Scan the listing below for the word "TradingView" and state how many lines hold it. Write nothing but the number.

* begin DATA TO USE *

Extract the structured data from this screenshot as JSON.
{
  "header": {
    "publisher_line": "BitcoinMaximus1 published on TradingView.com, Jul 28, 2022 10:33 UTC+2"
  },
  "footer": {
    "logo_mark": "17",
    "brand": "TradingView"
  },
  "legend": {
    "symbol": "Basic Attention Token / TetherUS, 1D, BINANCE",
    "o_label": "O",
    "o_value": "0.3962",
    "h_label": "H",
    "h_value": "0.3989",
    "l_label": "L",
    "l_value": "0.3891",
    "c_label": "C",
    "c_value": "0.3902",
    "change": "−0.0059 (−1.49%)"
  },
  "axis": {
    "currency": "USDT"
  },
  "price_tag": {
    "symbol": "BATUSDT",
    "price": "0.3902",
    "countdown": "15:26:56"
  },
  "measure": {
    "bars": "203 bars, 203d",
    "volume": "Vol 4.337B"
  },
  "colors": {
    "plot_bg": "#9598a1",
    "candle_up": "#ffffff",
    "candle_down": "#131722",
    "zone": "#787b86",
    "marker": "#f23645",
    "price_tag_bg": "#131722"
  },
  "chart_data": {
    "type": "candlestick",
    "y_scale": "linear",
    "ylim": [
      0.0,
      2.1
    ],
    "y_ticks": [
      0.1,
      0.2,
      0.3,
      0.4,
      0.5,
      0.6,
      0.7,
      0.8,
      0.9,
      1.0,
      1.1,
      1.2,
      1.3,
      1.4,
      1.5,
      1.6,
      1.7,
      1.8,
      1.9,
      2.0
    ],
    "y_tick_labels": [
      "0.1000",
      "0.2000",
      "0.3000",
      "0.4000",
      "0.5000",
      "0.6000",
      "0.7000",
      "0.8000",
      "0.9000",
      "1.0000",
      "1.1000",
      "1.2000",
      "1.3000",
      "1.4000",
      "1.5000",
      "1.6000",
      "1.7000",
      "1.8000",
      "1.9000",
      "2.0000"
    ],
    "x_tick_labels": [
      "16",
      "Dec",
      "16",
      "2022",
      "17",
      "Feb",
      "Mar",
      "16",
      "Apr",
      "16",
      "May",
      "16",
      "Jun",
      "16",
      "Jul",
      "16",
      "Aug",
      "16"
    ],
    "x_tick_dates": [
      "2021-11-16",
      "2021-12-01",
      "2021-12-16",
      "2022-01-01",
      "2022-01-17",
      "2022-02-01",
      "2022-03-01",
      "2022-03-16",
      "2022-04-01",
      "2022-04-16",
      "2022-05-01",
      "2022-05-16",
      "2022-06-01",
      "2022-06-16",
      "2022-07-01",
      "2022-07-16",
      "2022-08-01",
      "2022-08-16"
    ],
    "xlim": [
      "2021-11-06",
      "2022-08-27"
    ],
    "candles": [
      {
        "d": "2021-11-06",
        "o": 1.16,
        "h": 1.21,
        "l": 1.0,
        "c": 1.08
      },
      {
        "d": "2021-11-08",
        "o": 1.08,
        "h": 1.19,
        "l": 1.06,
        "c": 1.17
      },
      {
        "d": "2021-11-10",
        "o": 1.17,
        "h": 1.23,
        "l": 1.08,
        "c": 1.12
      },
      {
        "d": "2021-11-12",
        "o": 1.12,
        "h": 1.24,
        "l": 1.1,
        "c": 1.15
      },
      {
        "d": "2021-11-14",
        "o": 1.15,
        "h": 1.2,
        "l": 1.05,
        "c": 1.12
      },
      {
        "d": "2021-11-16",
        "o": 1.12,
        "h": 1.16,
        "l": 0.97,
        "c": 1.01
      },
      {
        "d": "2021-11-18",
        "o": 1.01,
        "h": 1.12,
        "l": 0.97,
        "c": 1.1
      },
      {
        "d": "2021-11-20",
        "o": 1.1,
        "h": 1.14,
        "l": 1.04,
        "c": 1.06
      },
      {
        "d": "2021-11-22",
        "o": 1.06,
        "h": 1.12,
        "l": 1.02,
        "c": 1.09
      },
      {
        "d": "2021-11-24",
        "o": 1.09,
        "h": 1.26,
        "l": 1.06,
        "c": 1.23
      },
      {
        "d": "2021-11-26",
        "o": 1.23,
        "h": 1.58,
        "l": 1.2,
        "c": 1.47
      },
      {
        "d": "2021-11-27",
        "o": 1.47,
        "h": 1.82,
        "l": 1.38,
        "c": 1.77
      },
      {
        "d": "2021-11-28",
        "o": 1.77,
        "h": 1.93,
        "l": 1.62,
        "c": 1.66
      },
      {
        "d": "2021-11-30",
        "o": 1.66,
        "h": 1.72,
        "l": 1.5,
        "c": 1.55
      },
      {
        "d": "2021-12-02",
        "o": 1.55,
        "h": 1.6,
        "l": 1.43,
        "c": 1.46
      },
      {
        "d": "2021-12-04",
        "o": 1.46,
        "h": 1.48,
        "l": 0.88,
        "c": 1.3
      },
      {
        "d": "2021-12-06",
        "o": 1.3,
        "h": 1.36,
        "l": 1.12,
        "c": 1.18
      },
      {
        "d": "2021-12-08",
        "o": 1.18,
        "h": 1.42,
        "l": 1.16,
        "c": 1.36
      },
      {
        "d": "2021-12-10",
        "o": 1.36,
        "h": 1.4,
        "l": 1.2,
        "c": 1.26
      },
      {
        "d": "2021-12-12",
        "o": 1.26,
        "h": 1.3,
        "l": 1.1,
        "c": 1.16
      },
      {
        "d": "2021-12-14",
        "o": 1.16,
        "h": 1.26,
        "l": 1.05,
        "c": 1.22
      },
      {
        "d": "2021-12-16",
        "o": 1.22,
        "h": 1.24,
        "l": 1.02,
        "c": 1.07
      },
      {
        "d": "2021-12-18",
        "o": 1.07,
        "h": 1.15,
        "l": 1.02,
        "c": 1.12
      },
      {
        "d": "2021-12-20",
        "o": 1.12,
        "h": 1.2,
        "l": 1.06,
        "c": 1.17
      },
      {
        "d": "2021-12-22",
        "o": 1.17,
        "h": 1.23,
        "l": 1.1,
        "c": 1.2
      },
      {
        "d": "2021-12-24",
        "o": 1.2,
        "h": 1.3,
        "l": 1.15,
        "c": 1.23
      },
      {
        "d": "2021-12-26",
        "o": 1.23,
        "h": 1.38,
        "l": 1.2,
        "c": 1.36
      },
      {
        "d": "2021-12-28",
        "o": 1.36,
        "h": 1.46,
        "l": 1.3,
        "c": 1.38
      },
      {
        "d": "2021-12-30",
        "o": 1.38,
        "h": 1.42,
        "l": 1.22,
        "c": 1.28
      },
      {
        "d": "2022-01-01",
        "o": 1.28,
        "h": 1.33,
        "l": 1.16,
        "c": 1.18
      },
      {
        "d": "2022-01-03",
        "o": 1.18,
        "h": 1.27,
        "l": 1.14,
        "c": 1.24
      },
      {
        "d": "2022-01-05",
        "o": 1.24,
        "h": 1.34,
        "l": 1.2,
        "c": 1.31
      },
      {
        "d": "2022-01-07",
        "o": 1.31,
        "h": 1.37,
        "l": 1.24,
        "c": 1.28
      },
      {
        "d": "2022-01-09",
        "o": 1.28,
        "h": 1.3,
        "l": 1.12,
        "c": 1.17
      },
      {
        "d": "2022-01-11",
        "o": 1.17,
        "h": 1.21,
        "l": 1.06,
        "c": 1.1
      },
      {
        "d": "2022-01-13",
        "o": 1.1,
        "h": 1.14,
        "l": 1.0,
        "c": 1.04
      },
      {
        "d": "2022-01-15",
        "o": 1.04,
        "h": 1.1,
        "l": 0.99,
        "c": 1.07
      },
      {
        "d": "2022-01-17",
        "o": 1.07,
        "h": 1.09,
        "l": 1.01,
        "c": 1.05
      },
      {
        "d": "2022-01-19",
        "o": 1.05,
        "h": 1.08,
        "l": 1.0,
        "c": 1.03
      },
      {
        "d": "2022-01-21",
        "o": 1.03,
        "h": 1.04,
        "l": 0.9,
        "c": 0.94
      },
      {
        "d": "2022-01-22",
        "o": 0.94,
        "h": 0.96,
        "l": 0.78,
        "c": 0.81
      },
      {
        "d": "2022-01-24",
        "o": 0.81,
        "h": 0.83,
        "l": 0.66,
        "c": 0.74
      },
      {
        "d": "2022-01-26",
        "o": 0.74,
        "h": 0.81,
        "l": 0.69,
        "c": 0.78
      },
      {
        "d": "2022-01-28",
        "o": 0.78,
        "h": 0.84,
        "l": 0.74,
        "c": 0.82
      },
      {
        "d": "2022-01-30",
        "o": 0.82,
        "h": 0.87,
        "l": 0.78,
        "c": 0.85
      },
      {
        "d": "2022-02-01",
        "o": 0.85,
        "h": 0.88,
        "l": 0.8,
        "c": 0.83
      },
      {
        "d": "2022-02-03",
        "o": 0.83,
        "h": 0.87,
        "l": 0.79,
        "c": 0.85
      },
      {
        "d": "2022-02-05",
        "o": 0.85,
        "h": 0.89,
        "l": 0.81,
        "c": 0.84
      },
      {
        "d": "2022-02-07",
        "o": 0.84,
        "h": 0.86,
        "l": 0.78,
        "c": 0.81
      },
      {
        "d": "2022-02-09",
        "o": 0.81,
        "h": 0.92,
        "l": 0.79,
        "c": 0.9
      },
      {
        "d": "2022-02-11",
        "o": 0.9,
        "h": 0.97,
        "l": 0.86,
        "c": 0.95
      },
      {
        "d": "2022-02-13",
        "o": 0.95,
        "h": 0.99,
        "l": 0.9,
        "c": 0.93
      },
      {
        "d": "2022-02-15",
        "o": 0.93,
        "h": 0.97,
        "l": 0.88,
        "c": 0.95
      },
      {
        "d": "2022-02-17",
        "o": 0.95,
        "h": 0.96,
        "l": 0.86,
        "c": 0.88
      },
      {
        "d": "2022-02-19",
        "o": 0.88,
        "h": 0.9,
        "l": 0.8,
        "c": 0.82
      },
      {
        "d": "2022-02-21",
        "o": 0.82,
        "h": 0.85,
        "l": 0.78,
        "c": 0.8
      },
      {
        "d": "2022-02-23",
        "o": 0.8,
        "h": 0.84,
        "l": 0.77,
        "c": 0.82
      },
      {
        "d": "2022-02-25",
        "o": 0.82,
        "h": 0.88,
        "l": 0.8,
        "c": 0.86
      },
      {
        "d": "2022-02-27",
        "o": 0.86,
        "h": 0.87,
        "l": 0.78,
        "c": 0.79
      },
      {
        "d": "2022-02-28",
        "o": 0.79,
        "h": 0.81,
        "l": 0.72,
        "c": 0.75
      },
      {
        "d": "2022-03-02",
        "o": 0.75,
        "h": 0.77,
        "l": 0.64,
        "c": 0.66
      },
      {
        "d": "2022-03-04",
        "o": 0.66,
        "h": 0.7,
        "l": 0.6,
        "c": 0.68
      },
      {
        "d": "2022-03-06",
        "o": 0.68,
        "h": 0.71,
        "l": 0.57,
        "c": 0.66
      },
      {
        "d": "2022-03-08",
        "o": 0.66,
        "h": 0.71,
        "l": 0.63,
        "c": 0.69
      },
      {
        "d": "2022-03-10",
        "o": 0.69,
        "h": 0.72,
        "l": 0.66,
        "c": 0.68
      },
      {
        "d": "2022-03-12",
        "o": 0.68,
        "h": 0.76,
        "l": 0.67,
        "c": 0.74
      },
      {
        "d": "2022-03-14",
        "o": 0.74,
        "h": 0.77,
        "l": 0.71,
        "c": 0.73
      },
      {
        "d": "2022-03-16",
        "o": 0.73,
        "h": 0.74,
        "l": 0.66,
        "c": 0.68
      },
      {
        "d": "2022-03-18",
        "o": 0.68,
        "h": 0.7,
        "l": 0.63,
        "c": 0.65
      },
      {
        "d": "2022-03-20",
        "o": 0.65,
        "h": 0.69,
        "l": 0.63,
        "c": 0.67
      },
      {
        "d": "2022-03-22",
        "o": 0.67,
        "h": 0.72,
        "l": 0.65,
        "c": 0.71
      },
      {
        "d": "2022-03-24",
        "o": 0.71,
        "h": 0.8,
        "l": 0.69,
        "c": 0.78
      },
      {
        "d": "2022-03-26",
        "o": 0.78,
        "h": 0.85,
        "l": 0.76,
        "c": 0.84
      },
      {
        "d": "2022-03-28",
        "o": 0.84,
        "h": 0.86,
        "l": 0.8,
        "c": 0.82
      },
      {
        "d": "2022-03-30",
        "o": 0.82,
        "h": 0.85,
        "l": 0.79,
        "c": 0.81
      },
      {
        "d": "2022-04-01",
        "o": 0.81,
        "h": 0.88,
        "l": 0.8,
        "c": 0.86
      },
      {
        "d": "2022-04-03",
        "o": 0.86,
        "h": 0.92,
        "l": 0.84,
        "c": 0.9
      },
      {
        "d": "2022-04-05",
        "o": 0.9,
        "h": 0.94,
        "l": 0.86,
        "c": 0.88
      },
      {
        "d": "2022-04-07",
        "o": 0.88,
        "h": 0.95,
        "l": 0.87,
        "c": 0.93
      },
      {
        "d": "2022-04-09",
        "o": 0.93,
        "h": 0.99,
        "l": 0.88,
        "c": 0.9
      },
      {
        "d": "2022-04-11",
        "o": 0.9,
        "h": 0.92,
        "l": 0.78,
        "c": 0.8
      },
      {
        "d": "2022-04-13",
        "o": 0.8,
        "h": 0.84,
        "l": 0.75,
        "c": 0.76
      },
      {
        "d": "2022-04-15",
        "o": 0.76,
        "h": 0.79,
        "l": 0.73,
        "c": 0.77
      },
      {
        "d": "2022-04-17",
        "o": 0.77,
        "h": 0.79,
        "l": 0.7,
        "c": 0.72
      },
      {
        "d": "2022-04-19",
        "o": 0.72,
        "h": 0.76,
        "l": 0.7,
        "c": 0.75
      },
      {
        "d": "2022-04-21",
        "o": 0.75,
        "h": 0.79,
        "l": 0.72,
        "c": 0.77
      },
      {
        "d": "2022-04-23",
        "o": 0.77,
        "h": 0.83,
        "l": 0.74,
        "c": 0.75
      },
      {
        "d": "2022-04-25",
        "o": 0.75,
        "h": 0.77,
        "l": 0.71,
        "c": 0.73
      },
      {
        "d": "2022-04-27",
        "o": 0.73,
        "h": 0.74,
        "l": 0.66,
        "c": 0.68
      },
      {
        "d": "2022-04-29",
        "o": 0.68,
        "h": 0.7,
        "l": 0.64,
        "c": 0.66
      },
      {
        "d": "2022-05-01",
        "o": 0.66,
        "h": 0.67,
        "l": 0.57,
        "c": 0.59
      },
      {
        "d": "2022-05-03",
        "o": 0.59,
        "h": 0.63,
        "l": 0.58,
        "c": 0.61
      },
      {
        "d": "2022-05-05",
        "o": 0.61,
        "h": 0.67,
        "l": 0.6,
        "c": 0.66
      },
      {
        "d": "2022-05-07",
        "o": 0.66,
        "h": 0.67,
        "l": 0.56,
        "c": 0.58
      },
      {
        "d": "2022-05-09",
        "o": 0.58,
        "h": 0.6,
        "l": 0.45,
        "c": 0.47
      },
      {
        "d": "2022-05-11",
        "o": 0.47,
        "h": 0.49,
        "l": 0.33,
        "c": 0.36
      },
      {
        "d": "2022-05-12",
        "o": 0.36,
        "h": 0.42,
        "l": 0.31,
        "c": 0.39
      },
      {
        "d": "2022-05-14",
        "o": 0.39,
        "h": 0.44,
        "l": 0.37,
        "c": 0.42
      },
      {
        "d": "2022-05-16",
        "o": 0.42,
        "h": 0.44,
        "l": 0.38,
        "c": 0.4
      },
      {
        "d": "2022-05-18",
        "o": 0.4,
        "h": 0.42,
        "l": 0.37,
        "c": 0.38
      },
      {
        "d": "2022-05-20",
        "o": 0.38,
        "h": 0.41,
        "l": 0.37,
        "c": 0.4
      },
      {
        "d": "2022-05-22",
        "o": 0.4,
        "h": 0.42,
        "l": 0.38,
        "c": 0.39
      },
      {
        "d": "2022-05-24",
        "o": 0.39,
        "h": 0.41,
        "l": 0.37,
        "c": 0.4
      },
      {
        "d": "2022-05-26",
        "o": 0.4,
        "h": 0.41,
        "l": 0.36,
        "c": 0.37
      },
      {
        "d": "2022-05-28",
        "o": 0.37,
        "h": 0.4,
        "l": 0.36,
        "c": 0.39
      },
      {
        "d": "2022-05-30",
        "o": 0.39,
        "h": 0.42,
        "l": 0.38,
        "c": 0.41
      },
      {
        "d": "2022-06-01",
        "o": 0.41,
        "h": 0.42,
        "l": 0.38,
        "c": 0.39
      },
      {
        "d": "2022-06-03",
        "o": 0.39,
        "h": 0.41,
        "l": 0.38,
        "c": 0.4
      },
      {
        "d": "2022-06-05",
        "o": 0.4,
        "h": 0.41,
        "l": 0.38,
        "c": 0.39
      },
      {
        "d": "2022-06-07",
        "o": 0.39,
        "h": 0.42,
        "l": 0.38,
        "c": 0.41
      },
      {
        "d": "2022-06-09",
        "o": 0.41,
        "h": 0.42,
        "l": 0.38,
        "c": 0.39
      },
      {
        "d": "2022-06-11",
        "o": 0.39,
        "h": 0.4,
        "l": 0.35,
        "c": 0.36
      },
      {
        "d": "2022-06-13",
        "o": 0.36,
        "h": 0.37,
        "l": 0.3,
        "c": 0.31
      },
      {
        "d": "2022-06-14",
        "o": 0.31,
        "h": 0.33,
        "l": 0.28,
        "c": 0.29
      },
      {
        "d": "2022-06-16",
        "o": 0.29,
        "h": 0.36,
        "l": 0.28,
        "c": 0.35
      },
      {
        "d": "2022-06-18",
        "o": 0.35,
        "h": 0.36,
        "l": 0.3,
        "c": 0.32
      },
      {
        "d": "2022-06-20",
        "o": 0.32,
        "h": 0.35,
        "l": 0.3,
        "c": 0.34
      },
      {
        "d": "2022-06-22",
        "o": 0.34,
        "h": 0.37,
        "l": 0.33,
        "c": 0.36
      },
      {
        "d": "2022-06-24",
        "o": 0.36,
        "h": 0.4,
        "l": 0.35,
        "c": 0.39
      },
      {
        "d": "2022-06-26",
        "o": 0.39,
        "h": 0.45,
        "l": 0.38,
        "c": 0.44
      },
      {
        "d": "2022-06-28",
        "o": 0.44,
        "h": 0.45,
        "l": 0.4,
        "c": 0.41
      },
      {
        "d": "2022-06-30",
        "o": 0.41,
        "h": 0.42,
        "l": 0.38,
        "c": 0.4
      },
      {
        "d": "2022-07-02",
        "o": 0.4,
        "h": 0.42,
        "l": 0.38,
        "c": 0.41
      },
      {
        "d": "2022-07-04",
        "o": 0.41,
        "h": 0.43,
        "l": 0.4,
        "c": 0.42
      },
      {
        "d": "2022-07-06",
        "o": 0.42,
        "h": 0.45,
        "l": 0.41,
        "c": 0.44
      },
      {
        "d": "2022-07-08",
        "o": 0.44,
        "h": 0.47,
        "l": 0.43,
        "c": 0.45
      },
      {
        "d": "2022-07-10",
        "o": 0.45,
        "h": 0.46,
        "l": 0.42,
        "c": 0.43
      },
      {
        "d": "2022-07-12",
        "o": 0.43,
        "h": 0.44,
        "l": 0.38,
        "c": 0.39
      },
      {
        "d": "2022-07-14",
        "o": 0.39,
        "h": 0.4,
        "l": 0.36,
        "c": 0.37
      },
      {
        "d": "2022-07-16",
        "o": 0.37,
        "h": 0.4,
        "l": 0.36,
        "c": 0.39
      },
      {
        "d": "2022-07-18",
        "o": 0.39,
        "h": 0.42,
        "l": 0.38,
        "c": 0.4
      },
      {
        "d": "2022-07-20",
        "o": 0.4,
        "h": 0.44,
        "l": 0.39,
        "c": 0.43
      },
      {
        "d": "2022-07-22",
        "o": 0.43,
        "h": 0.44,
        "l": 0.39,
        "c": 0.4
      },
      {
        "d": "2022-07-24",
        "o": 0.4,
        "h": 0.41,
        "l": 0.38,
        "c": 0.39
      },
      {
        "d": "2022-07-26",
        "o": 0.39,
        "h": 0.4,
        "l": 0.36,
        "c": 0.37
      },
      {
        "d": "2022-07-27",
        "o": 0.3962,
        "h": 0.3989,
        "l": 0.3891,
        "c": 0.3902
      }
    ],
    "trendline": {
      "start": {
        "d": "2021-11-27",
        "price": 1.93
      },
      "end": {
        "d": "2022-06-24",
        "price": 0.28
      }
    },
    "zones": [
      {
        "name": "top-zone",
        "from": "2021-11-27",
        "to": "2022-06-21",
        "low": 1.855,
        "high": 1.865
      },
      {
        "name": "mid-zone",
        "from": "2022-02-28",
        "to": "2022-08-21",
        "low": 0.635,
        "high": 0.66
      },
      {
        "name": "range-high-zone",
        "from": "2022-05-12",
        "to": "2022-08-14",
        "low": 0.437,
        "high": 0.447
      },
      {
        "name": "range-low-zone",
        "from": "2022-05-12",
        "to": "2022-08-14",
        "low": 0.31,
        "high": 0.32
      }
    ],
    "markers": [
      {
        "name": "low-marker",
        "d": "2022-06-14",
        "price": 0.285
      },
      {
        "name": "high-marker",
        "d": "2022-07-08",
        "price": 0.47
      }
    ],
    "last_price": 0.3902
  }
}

* end DATA TO USE *

* _ANSWER TO THE PROBLEM_:
2